◆ **Goal of the exercise**
Check every line of the entries for "Unmute", and copy the lines that hold it.

= = = = = = =

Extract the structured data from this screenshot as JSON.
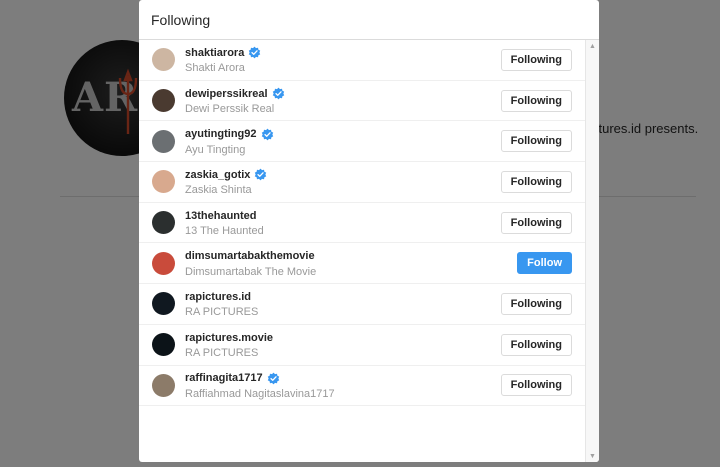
{
  "background": {
    "logo_text": "AR",
    "caption": "ctures.id presents."
  },
  "modal": {
    "title": "Following",
    "rows": [
      {
        "username": "shaktiarora",
        "fullname": "Shakti Arora",
        "verified": true,
        "button": "Following",
        "state": "following",
        "avatar_color": "#cdb6a2"
      },
      {
        "username": "dewiperssikreal",
        "fullname": "Dewi Perssik Real",
        "verified": true,
        "button": "Following",
        "state": "following",
        "avatar_color": "#4a3a30"
      },
      {
        "username": "ayutingting92",
        "fullname": "Ayu Tingting",
        "verified": true,
        "button": "Following",
        "state": "following",
        "avatar_color": "#6b6f72"
      },
      {
        "username": "zaskia_gotix",
        "fullname": "Zaskia Shinta",
        "verified": true,
        "button": "Following",
        "state": "following",
        "avatar_color": "#d8a98e"
      },
      {
        "username": "13thehaunted",
        "fullname": "13 The Haunted",
        "verified": false,
        "button": "Following",
        "state": "following",
        "avatar_color": "#2b2f2f"
      },
      {
        "username": "dimsumartabakthemovie",
        "fullname": "Dimsumartabak The Movie",
        "verified": false,
        "button": "Follow",
        "state": "follow",
        "avatar_color": "#c94b3b"
      },
      {
        "username": "rapictures.id",
        "fullname": "RA PICTURES",
        "verified": false,
        "button": "Following",
        "state": "following",
        "avatar_color": "#101820"
      },
      {
        "username": "rapictures.movie",
        "fullname": "RA PICTURES",
        "verified": false,
        "button": "Following",
        "state": "following",
        "avatar_color": "#0c1318"
      },
      {
        "username": "raffinagita1717",
        "fullname": "Raffiahmad Nagitaslavina1717",
        "verified": true,
        "button": "Following",
        "state": "following",
        "avatar_color": "#8c7b69"
      }
    ]
  },
  "colors": {
    "accent": "#3897f0",
    "verified": "#3897f0",
    "overlay": "rgba(0,0,0,0.5)"
  }
}
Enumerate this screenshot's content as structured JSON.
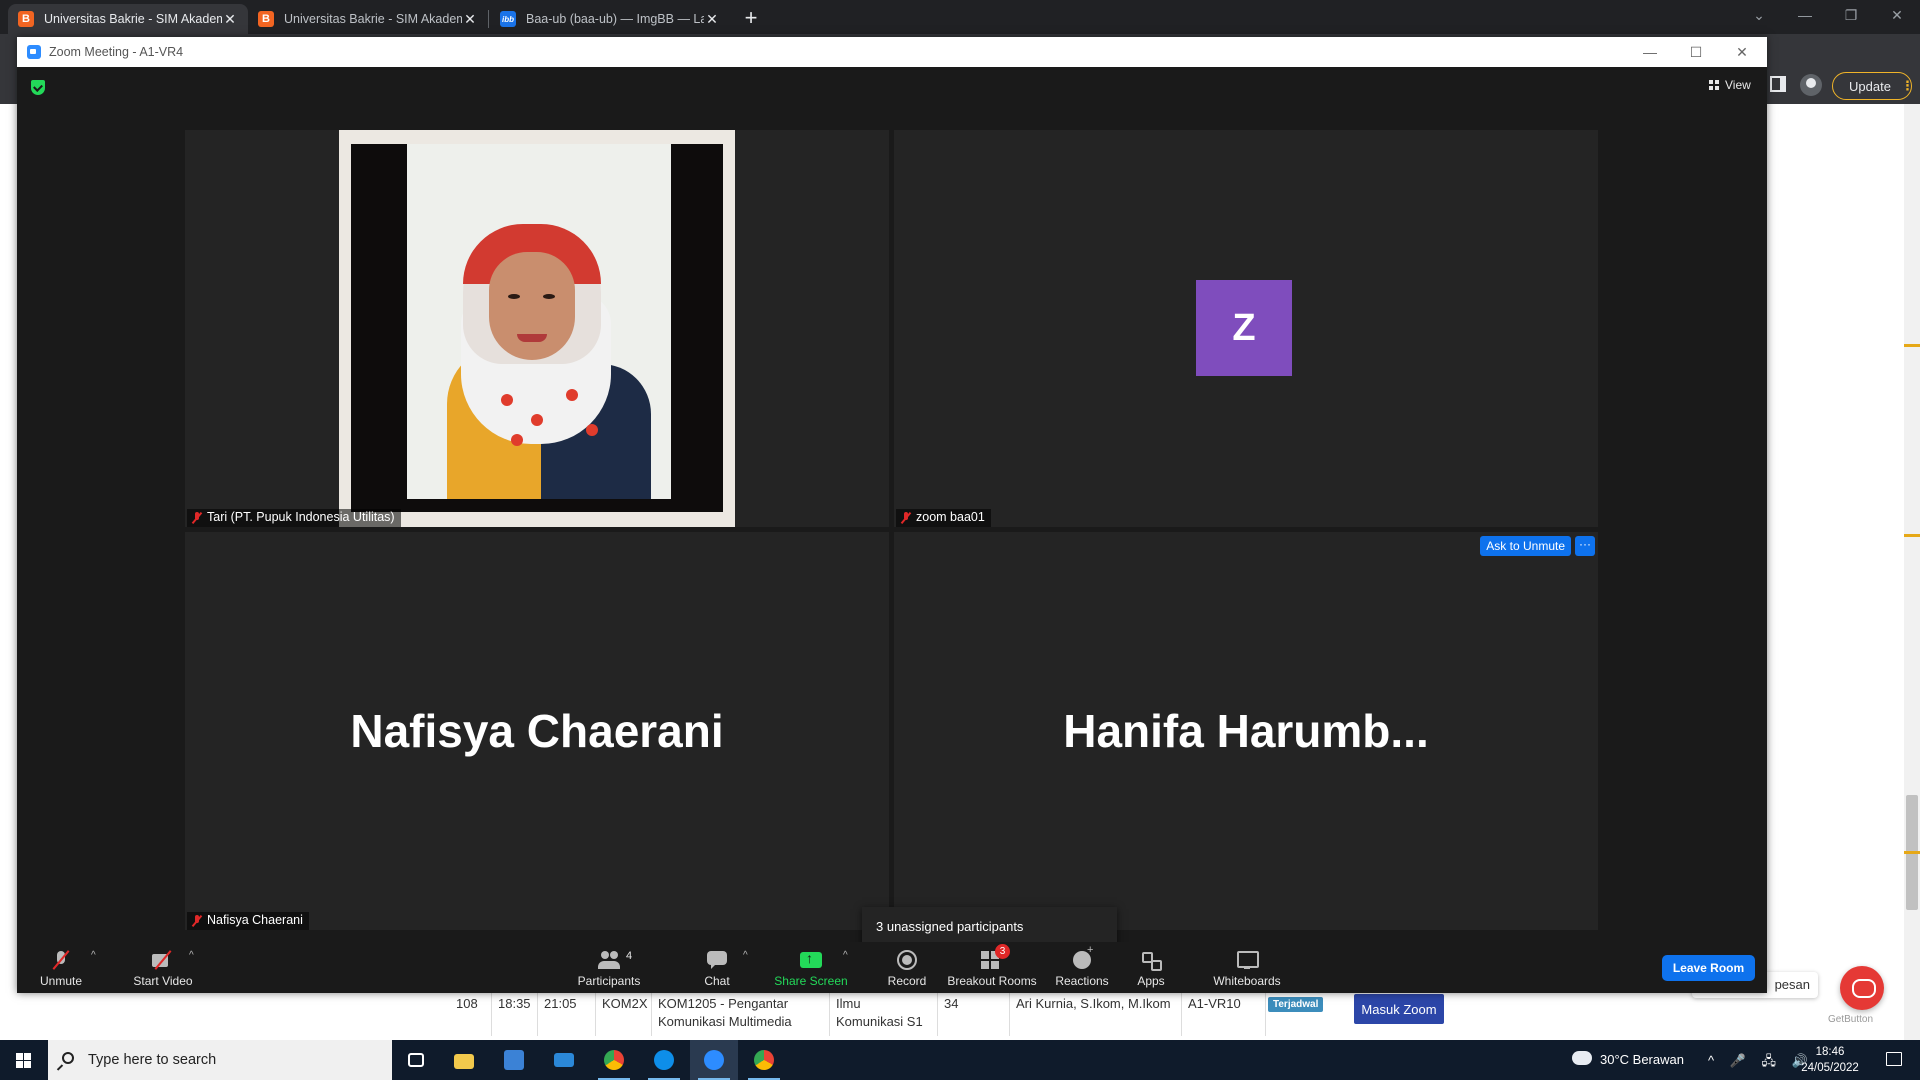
{
  "browser": {
    "tabs": [
      {
        "title": "Universitas Bakrie - SIM Akademik",
        "favicon": "B",
        "active": true
      },
      {
        "title": "Universitas Bakrie - SIM Akademik",
        "favicon": "B",
        "active": false
      },
      {
        "title": "Baa-ub (baa-ub) — ImgBB — Landing",
        "favicon": "ibb",
        "active": false
      }
    ],
    "new_tab": "+",
    "update_label": "Update",
    "update_dots": "⋮"
  },
  "page": {
    "schedule_row": {
      "no": "108",
      "start": "18:35",
      "end": "21:05",
      "class": "KOM2X",
      "course": "KOM1205 - Pengantar Komunikasi Multimedia",
      "program": "Ilmu Komunikasi S1",
      "students": "34",
      "lecturer": "Ari Kurnia, S.Ikom, M.Ikom",
      "room": "A1-VR10",
      "status": "Terjadwal",
      "join_label": "Masuk Zoom"
    },
    "chat_tooltip": "pesan",
    "getbutton": "GetButton"
  },
  "zoom": {
    "window_title": "Zoom Meeting - A1-VR4",
    "view_label": "View",
    "tiles": [
      {
        "name": "Tari (PT. Pupuk Indonesia Utilitas)",
        "type": "video"
      },
      {
        "name": "zoom baa01",
        "type": "avatar",
        "avatar_letter": "Z",
        "avatar_color": "#7f4dbd"
      },
      {
        "name": "Nafisya Chaerani",
        "type": "name",
        "display_name": "Nafisya Chaerani"
      },
      {
        "name": "",
        "type": "name",
        "display_name": "Hanifa  Harumb..."
      }
    ],
    "ask_to_unmute": "Ask to Unmute",
    "more": "···",
    "unassigned_tip": "3 unassigned participants",
    "toolbar": {
      "unmute": "Unmute",
      "start_video": "Start Video",
      "participants": "Participants",
      "participants_count": "4",
      "chat": "Chat",
      "share_screen": "Share Screen",
      "record": "Record",
      "breakout_rooms": "Breakout Rooms",
      "breakout_badge": "3",
      "reactions": "Reactions",
      "apps": "Apps",
      "whiteboards": "Whiteboards",
      "leave_room": "Leave Room"
    },
    "colors": {
      "accent": "#0e72ed",
      "share_green": "#23d959",
      "muted_red": "#e02828"
    }
  },
  "taskbar": {
    "search_placeholder": "Type here to search",
    "weather": "30°C  Berawan",
    "tray_icons": "^ 🎤 🖧 🔊",
    "time": "18:46",
    "date": "24/05/2022"
  }
}
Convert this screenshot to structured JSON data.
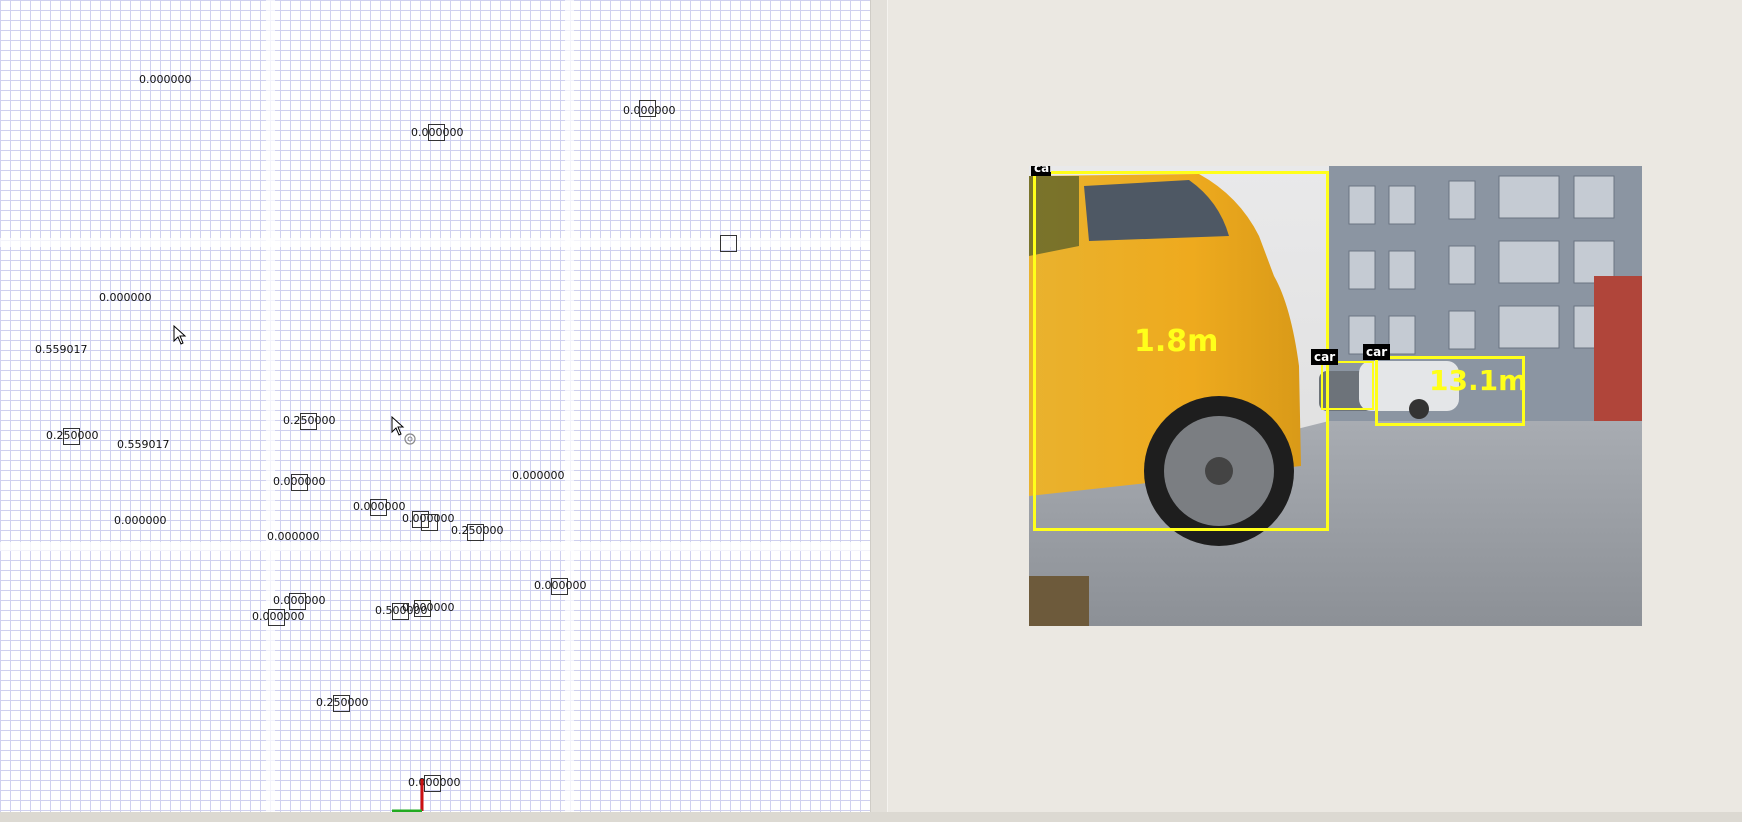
{
  "grid_view": {
    "labels": [
      {
        "text": "0.000000"
      },
      {
        "text": "0.000000"
      },
      {
        "text": "0.000000"
      },
      {
        "text": "0.000000"
      },
      {
        "text": "0.559017"
      },
      {
        "text": "0.250000"
      },
      {
        "text": "0.559017"
      },
      {
        "text": "0.250000"
      },
      {
        "text": "0.000000"
      },
      {
        "text": "0.000000"
      },
      {
        "text": "0.000000"
      },
      {
        "text": "0.000000"
      },
      {
        "text": "0.000000"
      },
      {
        "text": "0.000000"
      },
      {
        "text": "0.250000"
      },
      {
        "text": "0.000000"
      },
      {
        "text": "0.000000"
      },
      {
        "text": "0.000000"
      },
      {
        "text": "0.500000"
      },
      {
        "text": "0.000000"
      },
      {
        "text": "0.250000"
      },
      {
        "text": "0.000000"
      }
    ]
  },
  "camera": {
    "detections": [
      {
        "class": "car",
        "distance": "1.8m"
      },
      {
        "class": "car",
        "distance": ""
      },
      {
        "class": "car",
        "distance": "13.1m"
      }
    ],
    "partial_tag": "car"
  },
  "colors": {
    "bbox": "#ffff1a",
    "grid_line": "#cfd0ef",
    "axis_x": "#cc1111",
    "axis_y": "#22aa22"
  }
}
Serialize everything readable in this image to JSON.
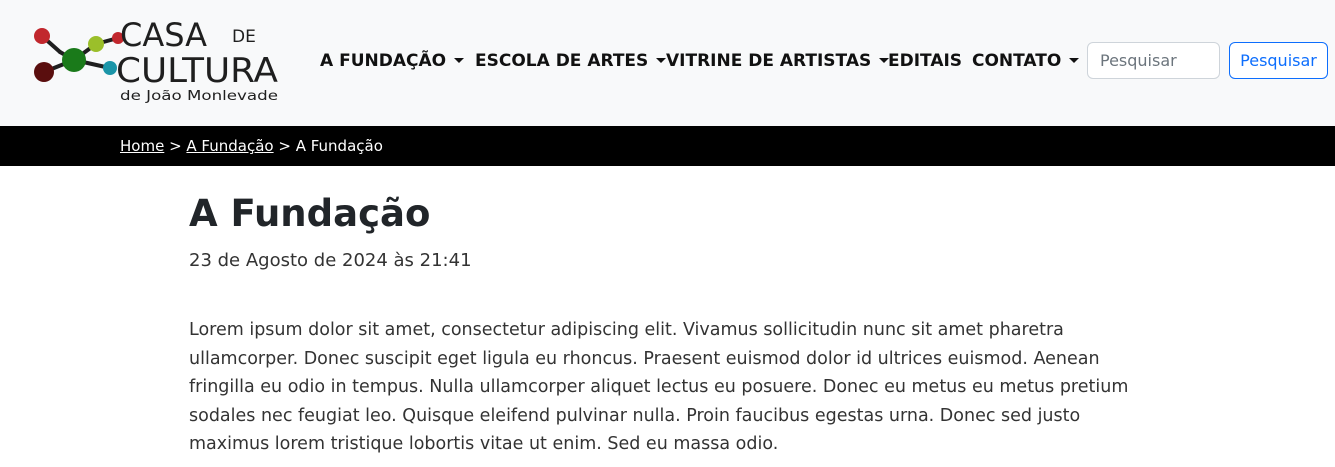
{
  "logo": {
    "line1": "CASA",
    "line1_small": "DE",
    "line2": "CULTURA",
    "line3": "de João Monlevade",
    "colors": {
      "dark_red": "#5a0e0e",
      "red": "#c1272d",
      "green": "#1a7a1a",
      "yellow_green": "#9bbf2a",
      "teal": "#1b95a8",
      "dark": "#1f1f1f"
    }
  },
  "nav": {
    "items": [
      {
        "label": "A FUNDAÇÃO",
        "has_dropdown": true
      },
      {
        "label": "ESCOLA DE ARTES",
        "has_dropdown": true
      },
      {
        "label": "VITRINE DE ARTISTAS",
        "has_dropdown": true
      },
      {
        "label": "EDITAIS",
        "has_dropdown": false
      },
      {
        "label": "CONTATO",
        "has_dropdown": true
      }
    ],
    "search_placeholder": "Pesquisar",
    "search_value": "",
    "search_button": "Pesquisar",
    "accent": "#0d6efd"
  },
  "breadcrumb": {
    "home": "Home",
    "sep1": " > ",
    "parent": "A Fundação",
    "sep2": " > ",
    "current": "A Fundação"
  },
  "article": {
    "title": "A Fundação",
    "date": "23 de Agosto de 2024 às 21:41",
    "body": "Lorem ipsum dolor sit amet, consectetur adipiscing elit. Vivamus sollicitudin nunc sit amet pharetra ullamcorper. Donec suscipit eget ligula eu rhoncus. Praesent euismod dolor id ultrices euismod. Aenean fringilla eu odio in tempus. Nulla ullamcorper aliquet lectus eu posuere. Donec eu metus eu metus pretium sodales nec feugiat leo. Quisque eleifend pulvinar nulla. Proin faucibus egestas urna. Donec sed justo maximus lorem tristique lobortis vitae ut enim. Sed eu massa odio."
  }
}
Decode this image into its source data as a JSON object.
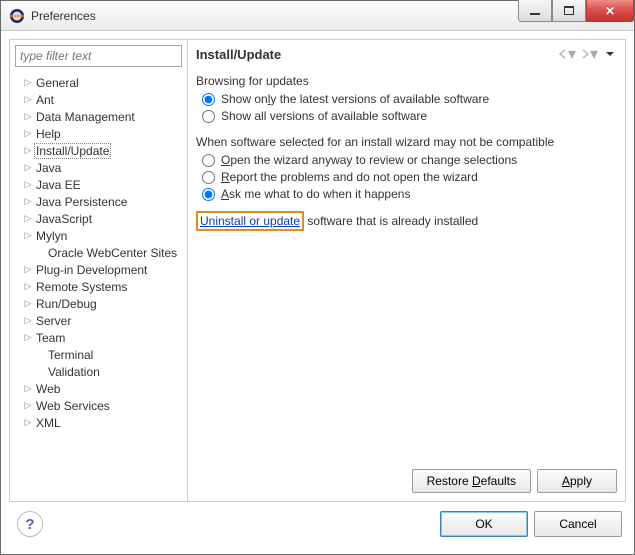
{
  "window": {
    "title": "Preferences"
  },
  "filter": {
    "placeholder": "type filter text"
  },
  "tree": {
    "items": [
      {
        "label": "General",
        "expandable": true
      },
      {
        "label": "Ant",
        "expandable": true
      },
      {
        "label": "Data Management",
        "expandable": true
      },
      {
        "label": "Help",
        "expandable": true
      },
      {
        "label": "Install/Update",
        "expandable": true,
        "selected": true
      },
      {
        "label": "Java",
        "expandable": true
      },
      {
        "label": "Java EE",
        "expandable": true
      },
      {
        "label": "Java Persistence",
        "expandable": true
      },
      {
        "label": "JavaScript",
        "expandable": true
      },
      {
        "label": "Mylyn",
        "expandable": true
      },
      {
        "label": "Oracle WebCenter Sites",
        "expandable": false,
        "indent": true
      },
      {
        "label": "Plug-in Development",
        "expandable": true
      },
      {
        "label": "Remote Systems",
        "expandable": true
      },
      {
        "label": "Run/Debug",
        "expandable": true
      },
      {
        "label": "Server",
        "expandable": true
      },
      {
        "label": "Team",
        "expandable": true
      },
      {
        "label": "Terminal",
        "expandable": false,
        "indent": true
      },
      {
        "label": "Validation",
        "expandable": false,
        "indent": true
      },
      {
        "label": "Web",
        "expandable": true
      },
      {
        "label": "Web Services",
        "expandable": true
      },
      {
        "label": "XML",
        "expandable": true
      }
    ]
  },
  "page": {
    "title": "Install/Update",
    "browsing_group": "Browsing for updates",
    "browsing_opt1": "Show only the latest versions of available software",
    "browsing_opt2": "Show all versions of available software",
    "compat_group": "When software selected for an install wizard may not be compatible",
    "compat_opt1": "Open the wizard anyway to review or change selections",
    "compat_opt2": "Report the problems and do not open the wizard",
    "compat_opt3": "Ask me what to do when it happens",
    "link_text": "Uninstall or update",
    "link_suffix": " software that is already installed"
  },
  "buttons": {
    "restore_defaults": "Restore Defaults",
    "apply": "Apply",
    "ok": "OK",
    "cancel": "Cancel"
  }
}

= = = = = = =

◆ **Solution for this problem**
    "ask_to_unmute": "Ask to Unmute",
      "unmute": "Unmute",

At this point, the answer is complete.